What this task involves >>
Of the lines in the entries below, state how many hold the word "JoelWard". Say nothing else.

Data lines >>
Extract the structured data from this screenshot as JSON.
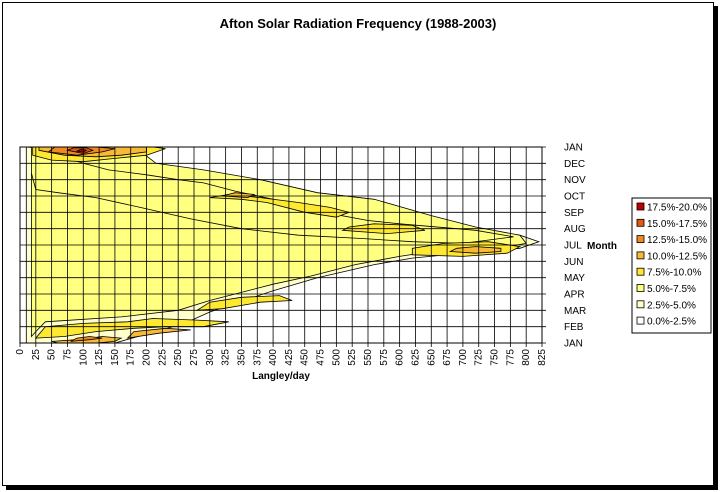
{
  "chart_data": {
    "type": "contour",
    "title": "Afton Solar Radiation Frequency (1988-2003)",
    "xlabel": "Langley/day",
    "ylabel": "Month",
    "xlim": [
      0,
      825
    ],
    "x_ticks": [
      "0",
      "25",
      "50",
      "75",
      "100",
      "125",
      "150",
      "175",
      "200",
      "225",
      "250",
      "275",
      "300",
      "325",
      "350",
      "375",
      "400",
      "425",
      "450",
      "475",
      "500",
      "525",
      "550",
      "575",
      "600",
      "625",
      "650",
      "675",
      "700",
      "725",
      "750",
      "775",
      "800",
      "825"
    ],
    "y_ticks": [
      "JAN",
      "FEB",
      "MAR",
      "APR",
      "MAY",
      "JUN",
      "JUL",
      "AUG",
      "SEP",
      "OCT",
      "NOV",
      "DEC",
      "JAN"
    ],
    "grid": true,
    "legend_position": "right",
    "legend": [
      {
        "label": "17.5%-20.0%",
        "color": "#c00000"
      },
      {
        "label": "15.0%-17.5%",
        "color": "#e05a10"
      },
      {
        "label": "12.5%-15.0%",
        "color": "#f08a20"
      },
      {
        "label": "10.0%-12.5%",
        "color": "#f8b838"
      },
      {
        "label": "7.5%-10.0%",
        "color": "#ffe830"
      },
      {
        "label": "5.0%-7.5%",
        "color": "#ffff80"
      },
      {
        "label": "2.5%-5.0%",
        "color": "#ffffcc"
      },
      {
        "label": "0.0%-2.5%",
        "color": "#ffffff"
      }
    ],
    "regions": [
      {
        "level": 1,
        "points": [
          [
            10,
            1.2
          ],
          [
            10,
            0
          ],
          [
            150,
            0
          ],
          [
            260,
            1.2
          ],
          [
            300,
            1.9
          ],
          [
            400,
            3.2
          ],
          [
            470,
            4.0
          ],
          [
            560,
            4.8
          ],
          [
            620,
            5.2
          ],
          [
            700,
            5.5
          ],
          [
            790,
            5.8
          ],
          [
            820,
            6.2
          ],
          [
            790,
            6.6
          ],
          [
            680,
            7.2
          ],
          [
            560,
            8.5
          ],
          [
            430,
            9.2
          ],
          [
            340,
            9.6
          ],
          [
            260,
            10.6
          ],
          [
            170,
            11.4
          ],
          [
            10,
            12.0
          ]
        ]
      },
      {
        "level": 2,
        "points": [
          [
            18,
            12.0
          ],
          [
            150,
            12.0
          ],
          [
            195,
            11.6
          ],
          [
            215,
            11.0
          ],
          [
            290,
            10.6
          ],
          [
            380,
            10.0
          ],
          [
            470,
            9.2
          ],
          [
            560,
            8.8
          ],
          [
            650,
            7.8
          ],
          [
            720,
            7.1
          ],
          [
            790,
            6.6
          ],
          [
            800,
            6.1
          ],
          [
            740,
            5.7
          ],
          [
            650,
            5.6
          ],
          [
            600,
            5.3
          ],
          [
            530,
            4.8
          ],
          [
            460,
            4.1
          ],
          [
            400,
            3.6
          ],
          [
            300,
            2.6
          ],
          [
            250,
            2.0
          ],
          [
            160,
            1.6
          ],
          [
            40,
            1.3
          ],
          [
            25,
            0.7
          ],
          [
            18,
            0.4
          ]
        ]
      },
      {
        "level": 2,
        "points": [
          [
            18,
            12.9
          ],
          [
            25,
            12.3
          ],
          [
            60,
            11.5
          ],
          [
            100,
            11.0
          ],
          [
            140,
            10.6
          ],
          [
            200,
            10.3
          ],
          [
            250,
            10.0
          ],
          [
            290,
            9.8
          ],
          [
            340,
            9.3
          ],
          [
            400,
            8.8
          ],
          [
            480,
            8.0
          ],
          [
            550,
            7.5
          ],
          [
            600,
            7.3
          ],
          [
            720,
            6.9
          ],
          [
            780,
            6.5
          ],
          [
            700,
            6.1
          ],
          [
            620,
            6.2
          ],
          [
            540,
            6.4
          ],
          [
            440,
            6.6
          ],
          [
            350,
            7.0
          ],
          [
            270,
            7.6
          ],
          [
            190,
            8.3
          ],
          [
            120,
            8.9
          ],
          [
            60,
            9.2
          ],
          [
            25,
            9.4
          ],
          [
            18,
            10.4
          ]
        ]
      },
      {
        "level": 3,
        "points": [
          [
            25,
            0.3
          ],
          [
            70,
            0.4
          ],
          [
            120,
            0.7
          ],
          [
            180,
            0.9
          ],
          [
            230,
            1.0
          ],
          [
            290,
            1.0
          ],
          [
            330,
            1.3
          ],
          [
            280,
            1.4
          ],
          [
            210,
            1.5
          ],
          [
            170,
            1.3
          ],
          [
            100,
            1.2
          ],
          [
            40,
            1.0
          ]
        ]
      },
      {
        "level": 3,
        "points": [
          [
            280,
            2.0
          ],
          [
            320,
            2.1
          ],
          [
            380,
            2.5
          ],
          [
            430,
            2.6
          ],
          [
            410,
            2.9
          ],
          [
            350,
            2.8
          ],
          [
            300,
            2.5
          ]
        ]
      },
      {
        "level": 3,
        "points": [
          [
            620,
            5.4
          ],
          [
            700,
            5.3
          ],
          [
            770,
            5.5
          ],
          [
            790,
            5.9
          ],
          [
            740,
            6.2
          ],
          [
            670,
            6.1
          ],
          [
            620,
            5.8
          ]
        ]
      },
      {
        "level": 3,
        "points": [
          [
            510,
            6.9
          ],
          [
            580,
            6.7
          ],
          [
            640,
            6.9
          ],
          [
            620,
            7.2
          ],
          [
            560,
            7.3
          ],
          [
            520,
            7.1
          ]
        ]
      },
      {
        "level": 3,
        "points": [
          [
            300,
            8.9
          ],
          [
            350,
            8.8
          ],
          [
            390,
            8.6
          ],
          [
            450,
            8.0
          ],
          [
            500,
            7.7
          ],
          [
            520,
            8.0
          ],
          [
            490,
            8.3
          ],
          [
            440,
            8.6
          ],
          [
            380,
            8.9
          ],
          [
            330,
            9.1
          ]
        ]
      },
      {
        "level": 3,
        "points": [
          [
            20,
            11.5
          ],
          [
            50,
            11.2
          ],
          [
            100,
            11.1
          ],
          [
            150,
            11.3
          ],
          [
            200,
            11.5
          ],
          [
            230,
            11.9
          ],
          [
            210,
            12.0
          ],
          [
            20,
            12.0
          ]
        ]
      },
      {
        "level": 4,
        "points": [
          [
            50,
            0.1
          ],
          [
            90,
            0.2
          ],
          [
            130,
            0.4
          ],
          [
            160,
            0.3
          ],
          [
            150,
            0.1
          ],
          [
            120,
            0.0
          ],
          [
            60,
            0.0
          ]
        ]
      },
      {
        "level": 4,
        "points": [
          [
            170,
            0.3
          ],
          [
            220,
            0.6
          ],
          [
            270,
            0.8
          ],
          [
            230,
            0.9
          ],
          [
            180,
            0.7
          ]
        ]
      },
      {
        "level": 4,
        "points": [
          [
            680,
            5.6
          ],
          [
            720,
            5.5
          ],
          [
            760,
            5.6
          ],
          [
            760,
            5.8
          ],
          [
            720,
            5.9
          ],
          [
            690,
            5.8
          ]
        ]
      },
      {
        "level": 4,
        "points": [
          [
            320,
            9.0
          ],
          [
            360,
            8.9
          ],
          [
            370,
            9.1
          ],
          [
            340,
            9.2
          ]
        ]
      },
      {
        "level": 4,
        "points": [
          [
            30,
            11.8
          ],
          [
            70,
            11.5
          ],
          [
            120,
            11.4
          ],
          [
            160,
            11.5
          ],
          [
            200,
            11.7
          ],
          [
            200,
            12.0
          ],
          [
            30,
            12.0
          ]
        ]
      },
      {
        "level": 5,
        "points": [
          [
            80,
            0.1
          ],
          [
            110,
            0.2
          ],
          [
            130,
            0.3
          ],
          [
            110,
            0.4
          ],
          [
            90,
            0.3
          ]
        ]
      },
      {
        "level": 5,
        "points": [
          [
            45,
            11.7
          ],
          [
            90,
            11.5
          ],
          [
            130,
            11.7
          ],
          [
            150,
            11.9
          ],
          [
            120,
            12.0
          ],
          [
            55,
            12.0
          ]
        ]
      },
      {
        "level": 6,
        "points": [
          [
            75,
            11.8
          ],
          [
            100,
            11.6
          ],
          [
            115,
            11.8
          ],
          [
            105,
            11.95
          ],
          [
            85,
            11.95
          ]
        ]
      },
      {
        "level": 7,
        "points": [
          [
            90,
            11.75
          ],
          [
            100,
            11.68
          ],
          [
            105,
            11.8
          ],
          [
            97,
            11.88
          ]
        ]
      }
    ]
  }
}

...

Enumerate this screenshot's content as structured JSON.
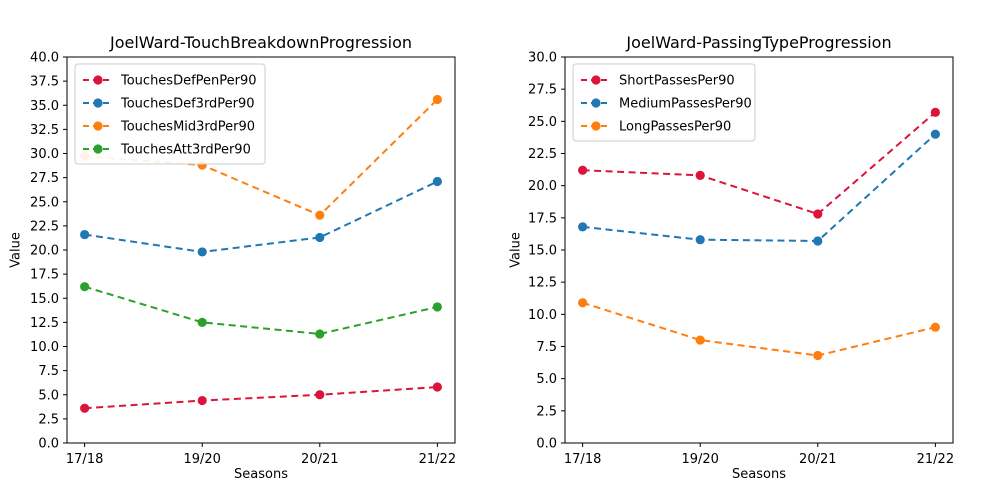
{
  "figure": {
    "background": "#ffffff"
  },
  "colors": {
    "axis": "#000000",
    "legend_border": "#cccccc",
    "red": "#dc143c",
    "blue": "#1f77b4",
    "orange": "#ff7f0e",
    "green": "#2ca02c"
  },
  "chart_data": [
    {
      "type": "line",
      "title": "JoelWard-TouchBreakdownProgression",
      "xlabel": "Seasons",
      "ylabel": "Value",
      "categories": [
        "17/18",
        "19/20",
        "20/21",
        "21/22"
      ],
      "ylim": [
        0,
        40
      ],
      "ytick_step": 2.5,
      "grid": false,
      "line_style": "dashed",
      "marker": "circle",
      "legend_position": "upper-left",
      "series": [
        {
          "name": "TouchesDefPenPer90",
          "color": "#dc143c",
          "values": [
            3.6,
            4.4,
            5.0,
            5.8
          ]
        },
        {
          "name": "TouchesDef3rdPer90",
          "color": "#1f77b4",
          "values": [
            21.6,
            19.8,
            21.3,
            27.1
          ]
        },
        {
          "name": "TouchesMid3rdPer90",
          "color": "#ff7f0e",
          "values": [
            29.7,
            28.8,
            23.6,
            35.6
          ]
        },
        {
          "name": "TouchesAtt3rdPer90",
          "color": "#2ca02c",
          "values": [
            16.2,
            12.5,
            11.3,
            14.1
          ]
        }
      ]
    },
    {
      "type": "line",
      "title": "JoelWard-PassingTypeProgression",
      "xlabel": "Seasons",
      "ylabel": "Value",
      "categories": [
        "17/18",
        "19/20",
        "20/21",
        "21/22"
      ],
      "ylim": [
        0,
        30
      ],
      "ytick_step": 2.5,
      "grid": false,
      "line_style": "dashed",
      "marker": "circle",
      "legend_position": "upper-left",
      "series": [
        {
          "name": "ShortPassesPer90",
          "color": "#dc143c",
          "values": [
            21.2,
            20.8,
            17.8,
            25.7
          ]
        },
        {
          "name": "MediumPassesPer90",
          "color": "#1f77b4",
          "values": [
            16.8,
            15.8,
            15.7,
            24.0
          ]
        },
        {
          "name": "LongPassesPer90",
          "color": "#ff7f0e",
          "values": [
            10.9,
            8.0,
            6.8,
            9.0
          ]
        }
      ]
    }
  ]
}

Final result >>
2